■ What to do ■
Every line below that mentions the word "Carboxylate" should be copied out.

____ Listed entries

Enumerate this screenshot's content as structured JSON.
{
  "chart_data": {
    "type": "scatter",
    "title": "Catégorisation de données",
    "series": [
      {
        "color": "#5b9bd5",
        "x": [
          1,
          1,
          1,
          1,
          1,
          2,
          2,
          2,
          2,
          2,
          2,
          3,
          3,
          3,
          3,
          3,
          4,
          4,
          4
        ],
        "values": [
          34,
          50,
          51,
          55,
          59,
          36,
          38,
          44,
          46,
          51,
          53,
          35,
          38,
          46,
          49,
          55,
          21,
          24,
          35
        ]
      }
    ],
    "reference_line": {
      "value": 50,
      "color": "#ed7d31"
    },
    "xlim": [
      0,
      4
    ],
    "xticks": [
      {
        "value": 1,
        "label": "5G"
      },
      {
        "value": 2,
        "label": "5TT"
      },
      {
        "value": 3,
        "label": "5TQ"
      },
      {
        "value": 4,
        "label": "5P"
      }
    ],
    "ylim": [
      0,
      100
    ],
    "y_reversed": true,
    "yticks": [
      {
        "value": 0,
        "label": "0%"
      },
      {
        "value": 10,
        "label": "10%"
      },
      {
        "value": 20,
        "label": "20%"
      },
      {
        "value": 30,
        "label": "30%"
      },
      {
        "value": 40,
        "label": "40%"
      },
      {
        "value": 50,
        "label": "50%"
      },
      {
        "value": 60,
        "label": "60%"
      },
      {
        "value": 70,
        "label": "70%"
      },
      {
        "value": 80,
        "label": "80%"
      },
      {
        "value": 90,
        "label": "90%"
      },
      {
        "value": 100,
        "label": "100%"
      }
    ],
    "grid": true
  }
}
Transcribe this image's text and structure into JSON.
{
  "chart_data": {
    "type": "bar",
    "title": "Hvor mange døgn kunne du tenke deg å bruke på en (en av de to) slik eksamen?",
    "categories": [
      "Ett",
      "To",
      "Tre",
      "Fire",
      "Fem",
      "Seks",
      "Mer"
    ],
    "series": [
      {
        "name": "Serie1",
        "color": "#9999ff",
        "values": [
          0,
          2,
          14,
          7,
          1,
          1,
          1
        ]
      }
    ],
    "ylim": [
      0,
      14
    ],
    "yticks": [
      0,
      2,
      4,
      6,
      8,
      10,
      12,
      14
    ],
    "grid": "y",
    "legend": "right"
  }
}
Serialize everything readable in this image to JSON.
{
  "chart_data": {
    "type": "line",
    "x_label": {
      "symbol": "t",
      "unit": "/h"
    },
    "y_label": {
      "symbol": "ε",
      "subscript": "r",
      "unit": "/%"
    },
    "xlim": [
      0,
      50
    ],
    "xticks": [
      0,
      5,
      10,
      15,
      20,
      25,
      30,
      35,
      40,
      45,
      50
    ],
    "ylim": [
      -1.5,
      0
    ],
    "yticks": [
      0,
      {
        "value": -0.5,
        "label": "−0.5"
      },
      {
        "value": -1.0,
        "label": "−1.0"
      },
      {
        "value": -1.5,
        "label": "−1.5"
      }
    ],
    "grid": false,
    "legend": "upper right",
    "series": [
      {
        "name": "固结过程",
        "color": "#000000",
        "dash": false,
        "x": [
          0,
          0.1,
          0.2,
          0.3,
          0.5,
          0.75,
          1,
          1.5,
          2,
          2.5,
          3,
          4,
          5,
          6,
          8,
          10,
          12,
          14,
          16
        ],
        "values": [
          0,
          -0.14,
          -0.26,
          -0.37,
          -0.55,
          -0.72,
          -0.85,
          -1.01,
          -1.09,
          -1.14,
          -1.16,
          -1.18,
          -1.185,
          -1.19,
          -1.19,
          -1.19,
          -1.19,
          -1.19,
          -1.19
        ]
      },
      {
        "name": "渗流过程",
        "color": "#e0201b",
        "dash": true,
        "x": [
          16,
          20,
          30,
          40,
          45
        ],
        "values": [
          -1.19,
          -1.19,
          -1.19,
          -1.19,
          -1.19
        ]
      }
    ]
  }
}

________
____ Listed entries

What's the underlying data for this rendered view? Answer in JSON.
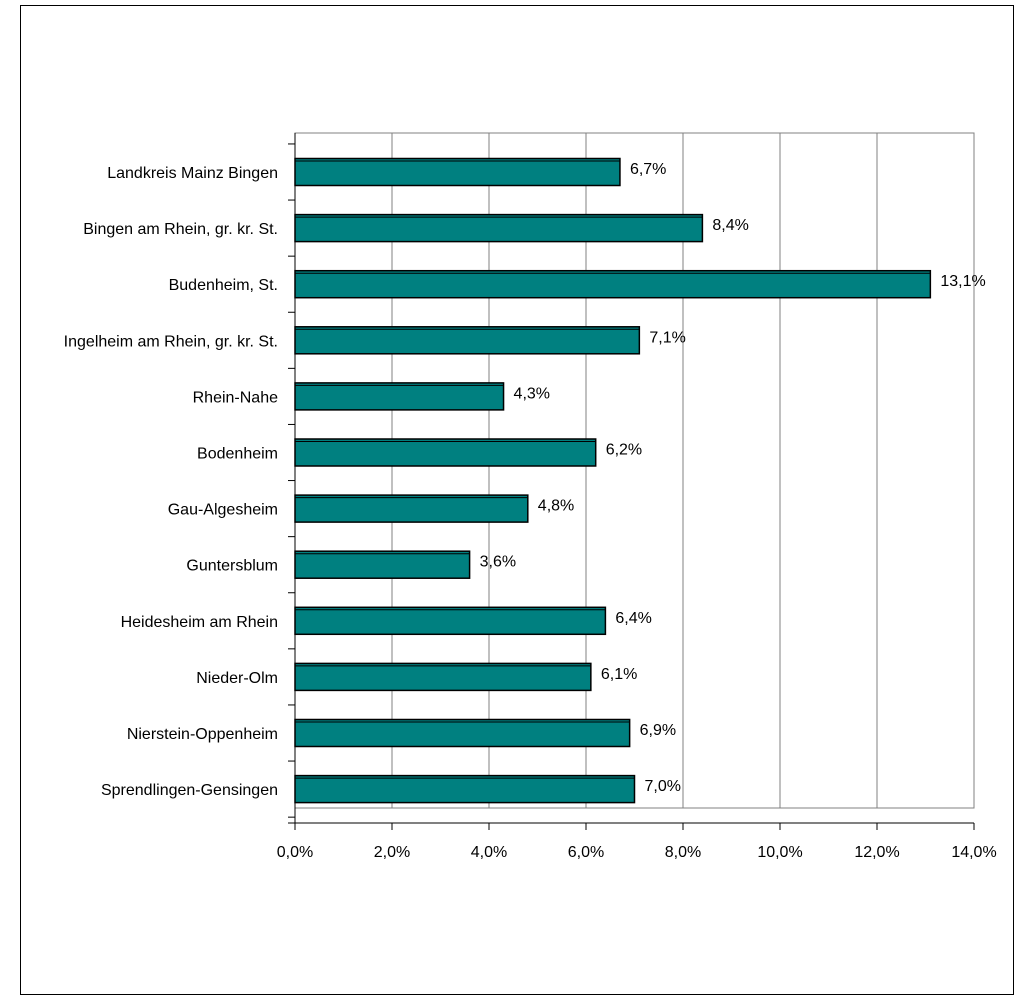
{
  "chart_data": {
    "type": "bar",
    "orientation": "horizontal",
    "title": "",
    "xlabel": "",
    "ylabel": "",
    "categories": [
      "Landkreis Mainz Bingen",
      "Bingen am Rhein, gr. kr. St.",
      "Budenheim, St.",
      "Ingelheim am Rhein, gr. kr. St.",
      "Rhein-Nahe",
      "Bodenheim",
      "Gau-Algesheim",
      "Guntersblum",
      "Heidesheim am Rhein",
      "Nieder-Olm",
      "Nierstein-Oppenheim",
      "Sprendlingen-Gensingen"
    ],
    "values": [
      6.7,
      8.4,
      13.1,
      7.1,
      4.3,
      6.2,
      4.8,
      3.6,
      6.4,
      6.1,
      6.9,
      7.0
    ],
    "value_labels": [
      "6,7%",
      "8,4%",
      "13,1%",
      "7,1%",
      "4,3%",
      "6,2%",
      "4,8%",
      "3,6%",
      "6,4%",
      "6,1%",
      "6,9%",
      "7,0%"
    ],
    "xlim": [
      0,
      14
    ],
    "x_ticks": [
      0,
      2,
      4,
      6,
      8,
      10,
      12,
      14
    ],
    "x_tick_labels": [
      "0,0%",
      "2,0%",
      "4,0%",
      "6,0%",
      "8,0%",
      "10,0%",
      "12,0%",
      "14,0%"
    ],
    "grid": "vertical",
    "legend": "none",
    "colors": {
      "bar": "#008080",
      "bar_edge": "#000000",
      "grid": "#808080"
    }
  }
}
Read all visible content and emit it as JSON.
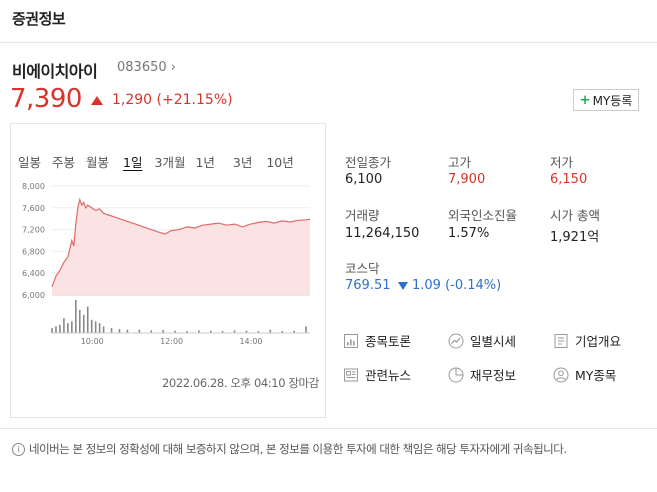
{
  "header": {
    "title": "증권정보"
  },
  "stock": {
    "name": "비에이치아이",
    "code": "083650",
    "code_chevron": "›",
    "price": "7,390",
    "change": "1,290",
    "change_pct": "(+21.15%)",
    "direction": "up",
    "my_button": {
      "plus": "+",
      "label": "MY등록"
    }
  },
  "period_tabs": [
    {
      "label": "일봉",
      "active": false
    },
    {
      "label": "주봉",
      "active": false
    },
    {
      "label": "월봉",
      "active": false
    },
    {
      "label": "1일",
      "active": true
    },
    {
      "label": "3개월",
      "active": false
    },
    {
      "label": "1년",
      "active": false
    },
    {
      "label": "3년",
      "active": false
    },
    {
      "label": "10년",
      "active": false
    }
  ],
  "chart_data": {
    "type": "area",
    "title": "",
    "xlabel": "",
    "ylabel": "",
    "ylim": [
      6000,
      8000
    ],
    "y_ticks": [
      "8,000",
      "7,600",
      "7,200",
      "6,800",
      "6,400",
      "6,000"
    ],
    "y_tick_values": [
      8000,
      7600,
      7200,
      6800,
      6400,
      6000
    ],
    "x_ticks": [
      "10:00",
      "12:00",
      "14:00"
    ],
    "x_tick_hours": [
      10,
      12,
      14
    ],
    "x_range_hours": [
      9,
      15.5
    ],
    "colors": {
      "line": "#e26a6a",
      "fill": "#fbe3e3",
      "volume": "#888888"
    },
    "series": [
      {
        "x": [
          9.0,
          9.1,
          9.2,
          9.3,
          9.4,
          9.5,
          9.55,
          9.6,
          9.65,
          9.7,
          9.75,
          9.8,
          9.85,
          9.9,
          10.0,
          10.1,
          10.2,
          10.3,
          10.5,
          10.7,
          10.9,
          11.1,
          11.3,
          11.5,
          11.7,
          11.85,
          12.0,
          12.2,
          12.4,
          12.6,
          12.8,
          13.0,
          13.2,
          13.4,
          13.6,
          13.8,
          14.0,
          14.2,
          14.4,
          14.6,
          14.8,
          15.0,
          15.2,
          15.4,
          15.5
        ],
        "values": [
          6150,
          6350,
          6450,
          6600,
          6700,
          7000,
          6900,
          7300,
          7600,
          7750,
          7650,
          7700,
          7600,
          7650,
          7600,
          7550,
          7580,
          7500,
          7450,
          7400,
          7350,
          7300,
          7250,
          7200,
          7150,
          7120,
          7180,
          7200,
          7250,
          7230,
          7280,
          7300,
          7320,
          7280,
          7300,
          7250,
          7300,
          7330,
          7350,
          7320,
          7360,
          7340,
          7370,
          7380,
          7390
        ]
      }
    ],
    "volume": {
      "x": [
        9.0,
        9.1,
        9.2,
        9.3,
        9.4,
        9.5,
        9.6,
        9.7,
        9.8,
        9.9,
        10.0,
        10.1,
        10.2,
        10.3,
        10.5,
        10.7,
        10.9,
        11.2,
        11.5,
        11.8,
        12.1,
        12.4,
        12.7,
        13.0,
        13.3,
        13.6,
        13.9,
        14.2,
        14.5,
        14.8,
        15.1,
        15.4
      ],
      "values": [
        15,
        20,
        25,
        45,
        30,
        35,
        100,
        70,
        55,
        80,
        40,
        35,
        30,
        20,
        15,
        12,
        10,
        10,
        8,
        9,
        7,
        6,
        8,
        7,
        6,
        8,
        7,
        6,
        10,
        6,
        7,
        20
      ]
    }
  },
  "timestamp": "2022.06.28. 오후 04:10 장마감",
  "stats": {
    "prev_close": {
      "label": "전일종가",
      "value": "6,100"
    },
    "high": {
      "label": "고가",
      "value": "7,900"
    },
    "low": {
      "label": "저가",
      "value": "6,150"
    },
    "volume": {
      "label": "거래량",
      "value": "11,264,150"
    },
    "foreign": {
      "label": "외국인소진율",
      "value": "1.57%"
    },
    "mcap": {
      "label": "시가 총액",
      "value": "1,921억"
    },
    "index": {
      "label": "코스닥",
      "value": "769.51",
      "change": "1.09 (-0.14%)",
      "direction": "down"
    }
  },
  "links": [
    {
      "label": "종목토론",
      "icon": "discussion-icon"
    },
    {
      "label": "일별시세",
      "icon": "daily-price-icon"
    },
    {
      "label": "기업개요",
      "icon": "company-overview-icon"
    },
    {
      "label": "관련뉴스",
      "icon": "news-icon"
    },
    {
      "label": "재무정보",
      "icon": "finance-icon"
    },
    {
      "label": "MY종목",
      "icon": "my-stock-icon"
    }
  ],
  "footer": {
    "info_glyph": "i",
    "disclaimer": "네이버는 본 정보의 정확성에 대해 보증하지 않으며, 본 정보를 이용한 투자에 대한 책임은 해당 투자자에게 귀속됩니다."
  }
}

________
____ Listed entries

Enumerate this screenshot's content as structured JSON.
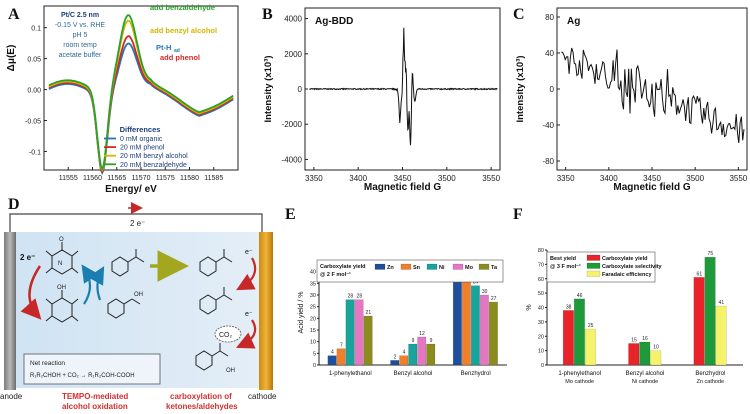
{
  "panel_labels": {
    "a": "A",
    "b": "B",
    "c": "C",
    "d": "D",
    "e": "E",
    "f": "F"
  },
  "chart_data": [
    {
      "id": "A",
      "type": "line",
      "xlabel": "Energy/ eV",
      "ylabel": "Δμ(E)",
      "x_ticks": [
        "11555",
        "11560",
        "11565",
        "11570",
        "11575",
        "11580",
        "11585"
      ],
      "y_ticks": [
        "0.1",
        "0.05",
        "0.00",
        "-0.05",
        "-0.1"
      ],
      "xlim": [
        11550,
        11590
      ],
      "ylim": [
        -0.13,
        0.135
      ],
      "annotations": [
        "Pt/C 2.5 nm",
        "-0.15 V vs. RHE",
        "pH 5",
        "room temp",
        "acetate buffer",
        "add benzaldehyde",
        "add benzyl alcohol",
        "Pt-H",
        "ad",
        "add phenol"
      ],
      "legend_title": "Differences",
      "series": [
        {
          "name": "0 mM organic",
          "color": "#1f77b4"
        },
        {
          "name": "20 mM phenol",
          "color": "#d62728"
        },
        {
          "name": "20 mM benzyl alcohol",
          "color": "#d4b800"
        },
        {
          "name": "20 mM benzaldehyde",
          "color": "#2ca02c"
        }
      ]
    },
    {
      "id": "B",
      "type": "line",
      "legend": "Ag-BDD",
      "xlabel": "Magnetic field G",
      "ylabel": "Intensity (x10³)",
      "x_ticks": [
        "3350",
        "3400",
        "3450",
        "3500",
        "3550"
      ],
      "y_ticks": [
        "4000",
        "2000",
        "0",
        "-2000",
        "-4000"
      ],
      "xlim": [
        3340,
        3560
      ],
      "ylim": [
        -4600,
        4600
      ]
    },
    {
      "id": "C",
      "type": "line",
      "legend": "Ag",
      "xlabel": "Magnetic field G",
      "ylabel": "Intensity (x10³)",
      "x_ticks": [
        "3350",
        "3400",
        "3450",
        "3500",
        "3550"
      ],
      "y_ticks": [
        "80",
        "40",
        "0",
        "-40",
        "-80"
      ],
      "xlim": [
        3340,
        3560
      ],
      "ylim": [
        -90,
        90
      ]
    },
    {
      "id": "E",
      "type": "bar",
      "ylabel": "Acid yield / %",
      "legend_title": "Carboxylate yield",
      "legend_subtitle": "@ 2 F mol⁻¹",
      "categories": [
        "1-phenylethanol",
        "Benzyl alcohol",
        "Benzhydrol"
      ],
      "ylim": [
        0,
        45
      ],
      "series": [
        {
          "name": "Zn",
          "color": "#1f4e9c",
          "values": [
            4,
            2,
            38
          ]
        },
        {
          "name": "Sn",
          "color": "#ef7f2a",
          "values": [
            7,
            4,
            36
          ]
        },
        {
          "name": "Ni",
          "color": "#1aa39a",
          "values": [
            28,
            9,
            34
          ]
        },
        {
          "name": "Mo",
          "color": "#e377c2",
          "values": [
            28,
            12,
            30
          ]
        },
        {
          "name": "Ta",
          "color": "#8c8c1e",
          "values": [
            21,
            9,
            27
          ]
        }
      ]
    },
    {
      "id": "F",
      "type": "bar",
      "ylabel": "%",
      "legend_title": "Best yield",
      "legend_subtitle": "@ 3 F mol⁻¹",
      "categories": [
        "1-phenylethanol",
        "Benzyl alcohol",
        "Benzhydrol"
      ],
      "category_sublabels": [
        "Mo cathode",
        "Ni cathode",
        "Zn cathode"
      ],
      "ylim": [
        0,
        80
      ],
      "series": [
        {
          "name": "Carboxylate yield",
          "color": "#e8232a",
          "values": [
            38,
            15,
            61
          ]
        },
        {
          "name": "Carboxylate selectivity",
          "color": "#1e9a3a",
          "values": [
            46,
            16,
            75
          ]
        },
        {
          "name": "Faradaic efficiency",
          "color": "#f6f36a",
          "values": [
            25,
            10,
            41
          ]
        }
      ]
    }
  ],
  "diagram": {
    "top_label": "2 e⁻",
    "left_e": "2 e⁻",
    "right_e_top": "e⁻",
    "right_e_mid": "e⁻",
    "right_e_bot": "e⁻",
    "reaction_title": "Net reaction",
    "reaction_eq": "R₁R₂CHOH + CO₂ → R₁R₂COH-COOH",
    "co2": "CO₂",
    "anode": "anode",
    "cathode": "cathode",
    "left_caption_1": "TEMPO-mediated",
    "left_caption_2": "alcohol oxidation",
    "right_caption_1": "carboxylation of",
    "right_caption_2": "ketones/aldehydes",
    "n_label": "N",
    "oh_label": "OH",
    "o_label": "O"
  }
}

________

■ Finished exercise ■
      "legend_title": "Carboxylate yield",
          "name": "Carboxylate yield",
          "name": "Carboxylate selectivity",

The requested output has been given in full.